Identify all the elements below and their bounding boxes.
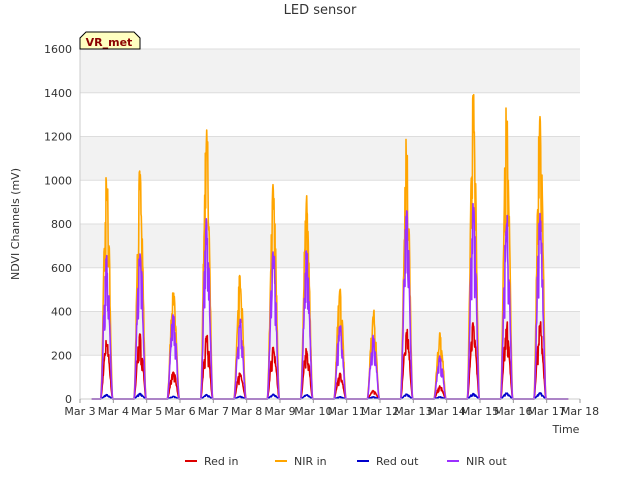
y-axis-label: NDVI Channels (mV) [9,168,22,280]
legend-label-nir-out: NIR out [466,455,507,468]
y-tick-label: 1400 [44,87,72,100]
plot-band [80,311,580,356]
x-tick-label: Mar 8 [231,405,262,418]
x-tick-label: Mar 14 [428,405,466,418]
chart-title: LED sensor [284,3,357,18]
y-tick-label: 0 [65,393,72,406]
x-tick-label: Mar 15 [461,405,499,418]
x-tick-label: Mar 10 [294,405,332,418]
x-tick-label: Mar 7 [198,405,229,418]
y-tick-label: 1200 [44,131,72,144]
plot-band [80,49,580,93]
x-tick-label: Mar 11 [328,405,366,418]
x-tick-label: Mar 6 [164,405,195,418]
x-tick-label: Mar 3 [64,405,95,418]
badge-shape [79,31,141,50]
x-tick-label: Mar 18 [561,405,599,418]
y-tick-label: 1600 [44,43,72,56]
legend: Red in NIR in Red out NIR out [185,455,507,468]
plot-band [80,224,580,268]
y-tick-label: 400 [51,306,72,319]
plot-band [80,267,580,312]
badge-label: VR_met [86,36,133,49]
vr-met-badge: VR_met [79,31,141,50]
y-tick-label: 600 [51,262,72,275]
x-axis-label: Time [552,423,580,436]
legend-label-nir-in: NIR in [294,455,327,468]
x-tick-label: Mar 12 [361,405,399,418]
x-tick-label: Mar 4 [98,405,129,418]
y-tick-label: 1000 [44,174,72,187]
x-tick-label: Mar 13 [394,405,432,418]
x-tick-label: Mar 9 [264,405,295,418]
y-tick-label: 200 [51,349,72,362]
x-tick-label: Mar 5 [131,405,162,418]
y-tick-label: 800 [51,218,72,231]
legend-label-red-out: Red out [376,455,419,468]
x-tick-label: Mar 16 [494,405,532,418]
legend-label-red-in: Red in [204,455,238,468]
plot-background-bands [80,49,580,399]
plot-band [80,136,580,181]
plot-band [80,180,580,224]
plot-band [80,92,580,137]
plot-band [80,355,580,399]
x-tick-label: Mar 17 [528,405,566,418]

---

What to do: Count the lines of the listing that contain the string "axis", matching case exactly, and give only that number.

Task response: 2